Source ::
## Begin

Hacker News new | ask | show | jobs
by desdiv 1544 days ago
>JEP400: UTF-8 by Default

This changes the default charset of the Java APIs to UTF-8.

I read that the Java 8's JVM's internal string representation is UTF-16 [0][1]. Is that still the case after JEP400?

[0] https://docs.oracle.com/javase/8/docs/technotes/guides/intl/...

[1] http://tutorials.jenkov.com/java/strings.html

4 comments

Internally strings will either be UTF-16, or if a string can be represented in LATIN-1 it may use a more compact representation.

JEP400 is about I/O, previous to this change when you create something like a FileWriter without specifying the charset the platform default would be used. For a long time this has been recognized as a common foot gun, hence this change to a default that is more likely to be what the developer actually wants.

Since Java 9/11 (9 is not a LTS), String internals was reworked to use either 8 bits or 16 bits per char. [1]

[1] https://openjdk.java.net/jeps/254

BMP forever! The most disgusting thing I've read today.
Am I misunderstanding? UTF-16 can represent all Unicode characters, not just the BMP.
UTF-16 represents a fairly reasonable compromise, not sure what your disgust is for.

UTF-32 (with no BMP concept) doubles the memory usage of most international text and quadruples the memory usage of ASCII text (which is the most common), yet characters outside the BMP are barely used outside of emoji.

Native UTF-8 in memory makes character indexing a non-constant time operation, which would bite people badly in cases where they've written a loop over the indexes. This is of course the point at which you say, ah but what is a character exactly. If you go down this route you end up with Swift and Emoji Flag Calculus classes. The string APIs become incredibly convoluted or inefficient for the common cases. It hardly seems worth any kind of backwards compatibility break for this.

So Java does the pragmatic thing: String can switch between 8 or 16 bits per "character" and this is basically always good enough. If you care about woring with emoji or Egyptian hieroglyphs in memory, then you either have to deal with combining characters or just bite the bullet and decode to UTF-32.

> Native UTF-8 in memory makes character indexing a non-constant time operation

The only reason that Java's UTF-16 has constant time indexing is because they use a braindead definition of character which is "UTF-16 codepoint".

If you want constant time character indexing you need to go UTF-32. But obviously the downsides are too great for most users. So in practice everyone uses UTF-8 because it is usually the most memory efficient.

## End

Stated goal :: According to the thread, before JEP400, which charset did a FileWriter use when it was created without a specified charset? None of the lines are needed for this exercise.

Stored records ::
## Begin

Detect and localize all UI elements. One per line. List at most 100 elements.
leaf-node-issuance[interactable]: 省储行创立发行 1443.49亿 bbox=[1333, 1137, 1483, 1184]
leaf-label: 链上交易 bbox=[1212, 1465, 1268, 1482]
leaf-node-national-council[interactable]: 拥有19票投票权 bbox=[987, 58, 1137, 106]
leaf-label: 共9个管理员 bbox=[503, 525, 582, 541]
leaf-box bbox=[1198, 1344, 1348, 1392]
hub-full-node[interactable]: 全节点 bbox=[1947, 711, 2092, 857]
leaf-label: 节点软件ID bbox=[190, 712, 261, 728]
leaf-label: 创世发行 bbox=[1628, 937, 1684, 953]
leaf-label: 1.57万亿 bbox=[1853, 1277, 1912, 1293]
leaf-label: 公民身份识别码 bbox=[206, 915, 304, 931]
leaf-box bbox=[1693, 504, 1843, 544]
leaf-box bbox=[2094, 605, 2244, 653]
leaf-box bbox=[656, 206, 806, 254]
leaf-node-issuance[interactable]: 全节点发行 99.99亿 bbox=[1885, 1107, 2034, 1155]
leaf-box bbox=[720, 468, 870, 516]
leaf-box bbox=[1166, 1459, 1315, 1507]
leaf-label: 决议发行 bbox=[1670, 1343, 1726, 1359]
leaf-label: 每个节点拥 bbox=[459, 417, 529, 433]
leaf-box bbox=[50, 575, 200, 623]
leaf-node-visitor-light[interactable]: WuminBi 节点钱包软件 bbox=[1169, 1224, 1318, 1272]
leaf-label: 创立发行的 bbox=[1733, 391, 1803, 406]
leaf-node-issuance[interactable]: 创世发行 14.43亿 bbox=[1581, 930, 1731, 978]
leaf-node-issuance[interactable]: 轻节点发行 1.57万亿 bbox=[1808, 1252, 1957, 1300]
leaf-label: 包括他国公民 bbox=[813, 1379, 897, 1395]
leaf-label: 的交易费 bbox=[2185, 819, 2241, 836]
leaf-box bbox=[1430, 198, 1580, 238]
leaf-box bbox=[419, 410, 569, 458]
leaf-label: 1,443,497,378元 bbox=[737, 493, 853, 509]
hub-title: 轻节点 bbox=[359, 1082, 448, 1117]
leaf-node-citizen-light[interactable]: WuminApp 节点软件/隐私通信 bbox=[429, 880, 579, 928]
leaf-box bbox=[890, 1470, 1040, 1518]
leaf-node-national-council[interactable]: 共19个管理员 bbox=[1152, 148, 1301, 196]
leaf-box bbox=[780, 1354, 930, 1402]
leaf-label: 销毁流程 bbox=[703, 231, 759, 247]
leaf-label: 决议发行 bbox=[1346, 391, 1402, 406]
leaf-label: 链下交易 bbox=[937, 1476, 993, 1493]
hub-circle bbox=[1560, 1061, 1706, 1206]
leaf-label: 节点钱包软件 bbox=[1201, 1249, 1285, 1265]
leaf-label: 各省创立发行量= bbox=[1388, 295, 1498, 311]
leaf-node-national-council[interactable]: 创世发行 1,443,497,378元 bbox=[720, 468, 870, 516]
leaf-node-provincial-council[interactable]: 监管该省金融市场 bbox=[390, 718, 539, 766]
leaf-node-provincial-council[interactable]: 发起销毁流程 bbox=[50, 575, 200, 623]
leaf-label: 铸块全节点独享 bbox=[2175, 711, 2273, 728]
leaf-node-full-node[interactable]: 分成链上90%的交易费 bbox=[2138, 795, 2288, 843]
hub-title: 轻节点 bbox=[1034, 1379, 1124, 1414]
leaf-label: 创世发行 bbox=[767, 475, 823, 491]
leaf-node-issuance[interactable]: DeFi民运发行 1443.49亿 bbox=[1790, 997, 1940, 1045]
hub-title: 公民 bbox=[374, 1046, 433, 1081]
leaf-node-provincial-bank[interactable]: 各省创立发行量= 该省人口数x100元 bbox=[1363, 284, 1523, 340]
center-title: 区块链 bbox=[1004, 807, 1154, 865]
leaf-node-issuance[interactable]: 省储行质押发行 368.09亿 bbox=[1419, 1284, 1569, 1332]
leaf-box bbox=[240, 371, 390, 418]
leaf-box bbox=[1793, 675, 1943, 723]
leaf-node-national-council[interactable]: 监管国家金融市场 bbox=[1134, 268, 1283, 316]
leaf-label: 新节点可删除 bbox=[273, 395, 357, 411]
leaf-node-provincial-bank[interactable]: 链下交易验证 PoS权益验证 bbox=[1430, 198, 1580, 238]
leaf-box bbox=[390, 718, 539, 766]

## End

Solution :: The platform default charset.